───── DATEN ZUR AUFGABE ─────

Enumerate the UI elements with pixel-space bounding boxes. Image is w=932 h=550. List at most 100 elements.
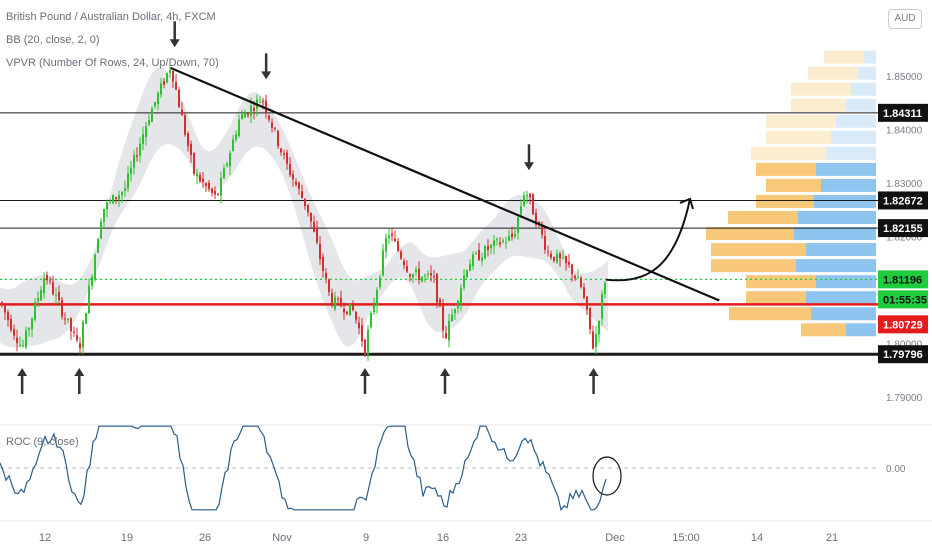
candle-body <box>403 260 405 266</box>
candle-body <box>169 69 171 74</box>
candle-body <box>232 139 234 152</box>
candle-body <box>331 292 333 306</box>
candle-body <box>412 274 414 278</box>
candle-body <box>322 256 324 271</box>
candle-body <box>181 109 183 116</box>
candle-body <box>361 325 363 342</box>
projection-curve <box>605 198 691 282</box>
vp-row-down <box>831 130 876 144</box>
candle-body <box>280 148 282 153</box>
candle-body <box>508 235 510 241</box>
up-arrow-head <box>588 368 599 376</box>
candle-body <box>319 243 321 260</box>
candle-body <box>205 183 207 186</box>
candle-body <box>172 70 174 82</box>
candle-body <box>67 318 69 321</box>
candle-body <box>481 257 483 261</box>
candle-body <box>424 275 426 277</box>
time-tick-label: 26 <box>199 532 211 544</box>
candle-body <box>55 294 57 296</box>
vp-row-up <box>751 146 826 160</box>
time-tick-label: Dec <box>605 532 625 544</box>
candle-body <box>1 302 3 306</box>
price-tag-bg <box>878 315 928 334</box>
candle-body <box>121 191 123 196</box>
candle-body <box>229 153 231 167</box>
price-tag-label: 01:55:35 <box>883 294 927 306</box>
candle-body <box>445 332 447 339</box>
vpvr-indicator-label[interactable]: VPVR (Number Of Rows, 24, Up/Down, 70) <box>6 57 219 69</box>
candle-body <box>328 279 330 293</box>
candle-body <box>568 261 570 265</box>
vp-row-up <box>728 211 798 224</box>
down-arrow-head <box>169 39 180 48</box>
candle-body <box>310 212 312 222</box>
vp-row-down <box>816 162 876 176</box>
candle-body <box>145 125 147 138</box>
roc-pane <box>0 425 878 512</box>
candle-body <box>196 173 198 177</box>
candle-body <box>475 253 477 255</box>
price-tag-bg <box>878 103 928 122</box>
candle-body <box>187 133 189 147</box>
trendline-group[interactable] <box>170 66 720 302</box>
candle-body <box>124 188 126 191</box>
candle-body <box>112 195 114 204</box>
bb-indicator-label[interactable]: BB (20, close, 2, 0) <box>6 34 100 46</box>
vp-row-down <box>806 291 876 305</box>
candle-body <box>601 293 603 319</box>
candle-body <box>478 249 480 261</box>
roc-indicator-label[interactable]: ROC (9, close) <box>6 436 79 448</box>
candle-body <box>118 195 120 200</box>
time-tick-label: 16 <box>437 532 449 544</box>
currency-badge[interactable]: AUD <box>888 9 922 29</box>
candle-body <box>517 217 519 233</box>
candle-body <box>418 268 420 280</box>
vp-row-down <box>794 227 876 241</box>
candle-body <box>43 278 45 294</box>
candle-body <box>415 269 417 273</box>
candle-body <box>262 100 264 102</box>
bb-envelope <box>0 67 608 348</box>
trendline <box>170 66 720 302</box>
candle-body <box>226 163 228 166</box>
candle-body <box>499 242 501 245</box>
candle-body <box>472 254 474 267</box>
y-tick-label: 1.83000 <box>886 179 923 190</box>
down-arrow-head <box>261 71 272 80</box>
candle-body <box>271 122 273 128</box>
candle-body <box>562 257 564 259</box>
candle-body <box>133 155 135 168</box>
price-tag-bg <box>878 290 928 309</box>
candle-body <box>220 177 222 196</box>
candle-body <box>94 254 96 280</box>
candle-body <box>139 143 141 156</box>
candle-body <box>268 115 270 120</box>
candle-body <box>397 241 399 251</box>
candle-body <box>247 112 249 116</box>
roc-line <box>0 425 607 512</box>
candle-body <box>259 101 261 103</box>
candle-body <box>490 244 492 249</box>
candle-body <box>523 195 525 206</box>
candle-body <box>157 93 159 104</box>
candle-body <box>91 276 93 286</box>
candle-body <box>493 240 495 247</box>
down-arrow-head <box>524 162 534 171</box>
candle-body <box>274 127 276 129</box>
candle-body <box>49 280 51 282</box>
candle-body <box>427 273 429 275</box>
vp-row-up <box>801 323 846 337</box>
vp-row-up <box>729 307 811 321</box>
candle-body <box>193 152 195 174</box>
price-tag-bg <box>878 219 928 238</box>
vp-row-up <box>766 114 836 128</box>
candle-body <box>178 90 180 108</box>
candle-body <box>127 173 129 189</box>
candle-body <box>589 307 591 330</box>
candle-body <box>277 130 279 147</box>
price-tag-bg <box>878 191 928 210</box>
candle-body <box>571 264 573 275</box>
candle-body <box>7 311 9 320</box>
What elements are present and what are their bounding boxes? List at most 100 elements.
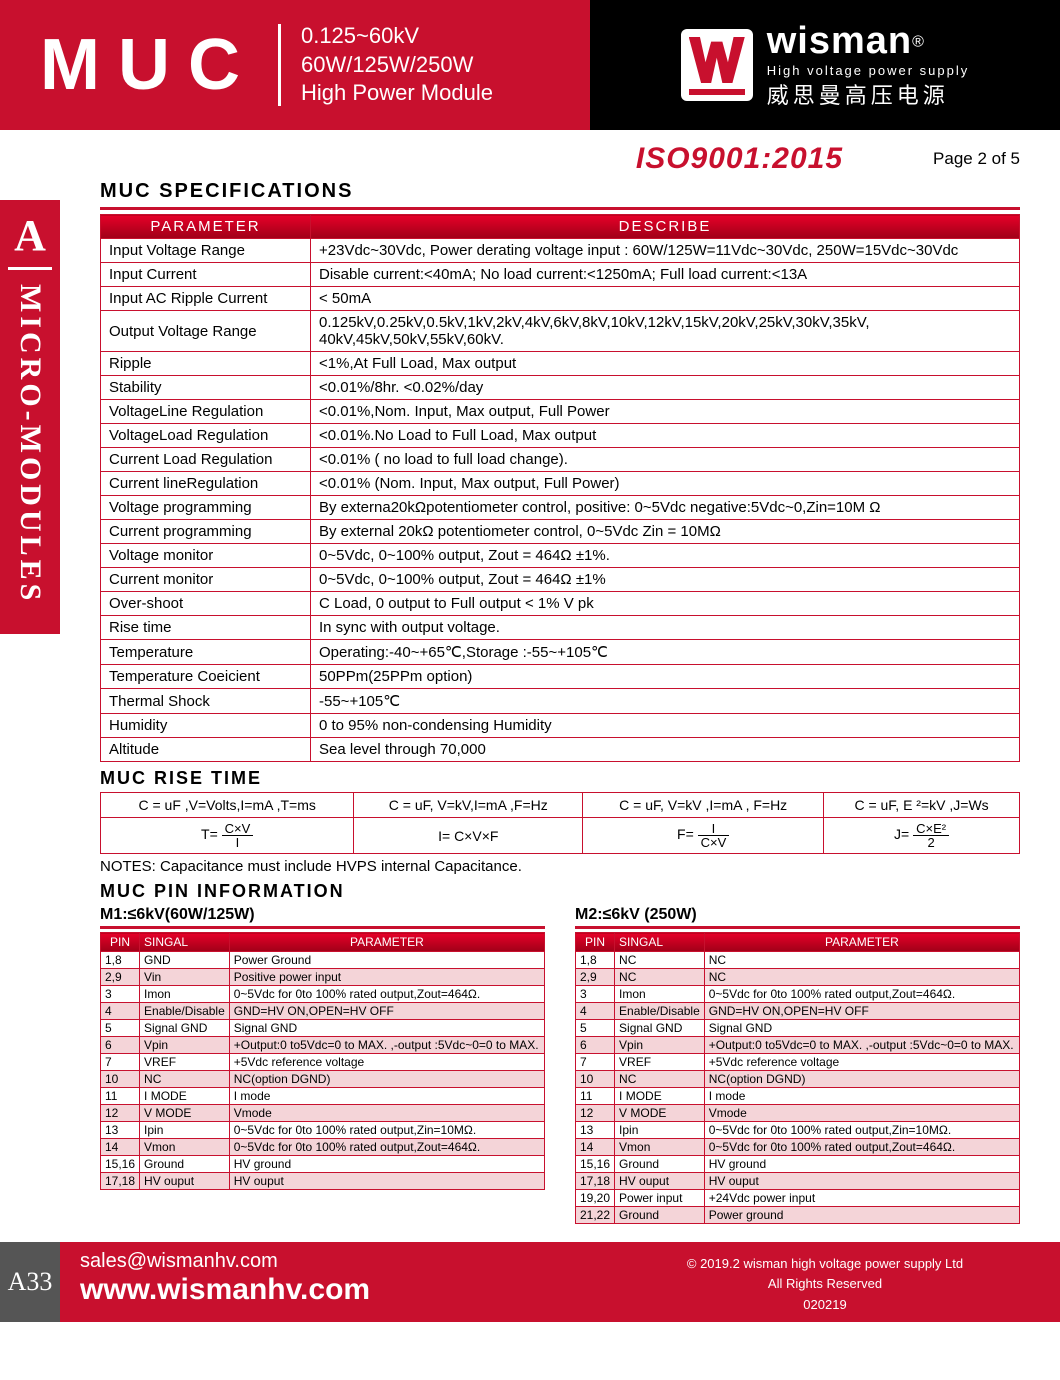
footer-tag: A33 <box>0 1242 60 1322</box>
rise-eq-j: J= C×E²2 <box>824 818 1020 854</box>
pin-row: 7VREF+5Vdc reference voltage <box>101 1054 545 1071</box>
pin-param: I mode <box>229 1088 544 1105</box>
pin-num: 12 <box>576 1105 615 1122</box>
pin-tables: M1:≤6kV(60W/125W) PINSINGALPARAMETER 1,8… <box>100 906 1020 1224</box>
m2-table: PINSINGALPARAMETER 1,8NCNC2,9NCNC3Imon0~… <box>575 932 1020 1224</box>
spec-row: Current lineRegulation<0.01% (Nom. Input… <box>101 472 1020 496</box>
pin-row: 10NCNC(option DGND) <box>576 1071 1020 1088</box>
spec-desc: <1%,At Full Load, Max output <box>311 352 1020 376</box>
spec-row: Over-shootC Load, 0 output to Full outpu… <box>101 592 1020 616</box>
pin-param: HV ouput <box>229 1173 544 1190</box>
spec-desc: Sea level through 70,000 <box>311 738 1020 762</box>
spec-desc: 0 to 95% non-condensing Humidity <box>311 714 1020 738</box>
spec-param: Temperature Coeicient <box>101 665 311 689</box>
spec-param: Input AC Ripple Current <box>101 287 311 311</box>
pin-num: 13 <box>101 1122 140 1139</box>
pin-num: 2,9 <box>101 969 140 986</box>
pin-row: 15,16GroundHV ground <box>576 1156 1020 1173</box>
spec-row: Voltage monitor0~5Vdc, 0~100% output, Zo… <box>101 544 1020 568</box>
pin-sig: Enable/Disable <box>140 1003 230 1020</box>
pin-row: 10NCNC(option DGND) <box>101 1071 545 1088</box>
iso-row: ISO9001:2015 Page 2 of 5 <box>100 142 1020 176</box>
pin-row: 4Enable/DisableGND=HV ON,OPEN=HV OFF <box>101 1003 545 1020</box>
spec-desc: In sync with output voltage. <box>311 616 1020 640</box>
eq-f-num: I <box>698 822 730 836</box>
spec-param: Voltage monitor <box>101 544 311 568</box>
pin-row: 21,22GroundPower ground <box>576 1207 1020 1224</box>
m1-table: PINSINGALPARAMETER 1,8GNDPower Ground2,9… <box>100 932 545 1190</box>
spec-header-row: PARAMETER DESCRIBE <box>101 215 1020 239</box>
pin-param: GND=HV ON,OPEN=HV OFF <box>229 1003 544 1020</box>
spec-table: PARAMETER DESCRIBE Input Voltage Range+2… <box>100 214 1020 762</box>
spec-row: Rise timeIn sync with output voltage. <box>101 616 1020 640</box>
spec-param: Humidity <box>101 714 311 738</box>
pin-num: 1,8 <box>101 952 140 969</box>
brand-block: wisman® High voltage power supply 威思曼高压电… <box>767 20 969 110</box>
spec-desc: <0.01%.No Load to Full Load, Max output <box>311 424 1020 448</box>
pin-num: 3 <box>576 986 615 1003</box>
pin-row: 11I MODEI mode <box>101 1088 545 1105</box>
pin-sig: Enable/Disable <box>615 1003 705 1020</box>
pin-row: 2,9VinPositive power input <box>101 969 545 986</box>
pin-num: 5 <box>101 1020 140 1037</box>
m1-th-param: PARAMETER <box>229 933 544 952</box>
pin-param: +5Vdc reference voltage <box>704 1054 1019 1071</box>
pin-num: 14 <box>101 1139 140 1156</box>
spec-param: Thermal Shock <box>101 689 311 714</box>
eq-j-den: 2 <box>913 836 949 849</box>
spec-th-desc: DESCRIBE <box>311 215 1020 239</box>
pin-sig: Imon <box>615 986 705 1003</box>
pin-row: 13Ipin0~5Vdc for 0to 100% rated output,Z… <box>576 1122 1020 1139</box>
spec-param: Input Voltage Range <box>101 239 311 263</box>
pin-sig: Vpin <box>615 1037 705 1054</box>
pin-row: 3Imon0~5Vdc for 0to 100% rated output,Zo… <box>576 986 1020 1003</box>
pin-num: 15,16 <box>576 1156 615 1173</box>
pin-sig: V MODE <box>615 1105 705 1122</box>
spec-param: Output Voltage Range <box>101 311 311 352</box>
spec-param: VoltageLoad Regulation <box>101 424 311 448</box>
pin-sig: Vmon <box>140 1139 230 1156</box>
pin-row: 1,8NCNC <box>576 952 1020 969</box>
pin-sig: NC <box>615 952 705 969</box>
pin-sig: Ground <box>140 1156 230 1173</box>
pin-row: 5Signal GNDSignal GND <box>576 1020 1020 1037</box>
pin-param: NC(option DGND) <box>704 1071 1019 1088</box>
pin-param: +Output:0 to5Vdc=0 to MAX. ,-output :5Vd… <box>704 1037 1019 1054</box>
spec-row: Ripple<1%,At Full Load, Max output <box>101 352 1020 376</box>
footer-email[interactable]: sales@wismanhv.com <box>80 1250 570 1273</box>
product-name: MUC <box>40 24 281 106</box>
eq-t-label: T= <box>201 826 218 842</box>
registered-icon: ® <box>912 34 924 51</box>
footer-url[interactable]: www.wismanhv.com <box>80 1273 570 1307</box>
spec-row: VoltageLoad Regulation<0.01%.No Load to … <box>101 424 1020 448</box>
rise-eq-i: I= C×V×F <box>354 818 583 854</box>
pin-row: 11I MODEI mode <box>576 1088 1020 1105</box>
pin-sig: Vmon <box>615 1139 705 1156</box>
m1-title: M1:≤6kV(60W/125W) <box>100 906 545 929</box>
pin-num: 13 <box>576 1122 615 1139</box>
content: ISO9001:2015 Page 2 of 5 MUC SPECIFICATI… <box>0 130 1060 1224</box>
spec-row: AltitudeSea level through 70,000 <box>101 738 1020 762</box>
pin-param: 0~5Vdc for 0to 100% rated output,Zin=10M… <box>229 1122 544 1139</box>
eq-f-label: F= <box>677 826 694 842</box>
pin-m1: M1:≤6kV(60W/125W) PINSINGALPARAMETER 1,8… <box>100 906 545 1224</box>
pin-num: 11 <box>576 1088 615 1105</box>
pin-sig: Vin <box>140 969 230 986</box>
pin-sig: Signal GND <box>140 1020 230 1037</box>
spec-param: Input Current <box>101 263 311 287</box>
pin-param: 0~5Vdc for 0to 100% rated output,Zout=46… <box>704 1139 1019 1156</box>
spec-desc: <0.01% ( no load to full load change). <box>311 448 1020 472</box>
spec-row: Thermal Shock-55~+105℃ <box>101 689 1020 714</box>
spec-param: Rise time <box>101 616 311 640</box>
section-pin-title: MUC PIN INFORMATION <box>100 881 1020 902</box>
pin-sig: V MODE <box>140 1105 230 1122</box>
pin-row: 3Imon0~5Vdc for 0to 100% rated output,Zo… <box>101 986 545 1003</box>
spec-row: TemperatureOperating:-40~+65℃,Storage :-… <box>101 640 1020 665</box>
pin-row: 6Vpin+Output:0 to5Vdc=0 to MAX. ,-output… <box>576 1037 1020 1054</box>
pin-row: 17,18HV ouputHV ouput <box>101 1173 545 1190</box>
spec-param: Current Load Regulation <box>101 448 311 472</box>
spec-row: Current programmingBy external 20kΩ pote… <box>101 520 1020 544</box>
pin-num: 11 <box>101 1088 140 1105</box>
pin-param: +24Vdc power input <box>704 1190 1019 1207</box>
footer-right: © 2019.2 wisman high voltage power suppl… <box>590 1242 1060 1322</box>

─────

### ARBEITSANWEISUNG
Aktualisieren Sie die Datensätze ab der Zeile mit „footer-tag: A33 <box>0 1242 60 1322</box>“ bis einschließlich der Zeile mit „pin-num: 12 <box>576 1105 615 1122</box>“, indem Sie „reference voltage“ durch „reference potential“ ersetzen. Geben Sie nur diese Zeilen wieder und lassen Sie alles andere unverändert.

### LÖSUNG
footer-tag: A33 <box>0 1242 60 1322</box>
rise-eq-j: J= C×E²2 <box>824 818 1020 854</box>
pin-row: 7VREF+5Vdc reference potential <box>101 1054 545 1071</box>
pin-param: I mode <box>229 1088 544 1105</box>
pin-num: 12 <box>576 1105 615 1122</box>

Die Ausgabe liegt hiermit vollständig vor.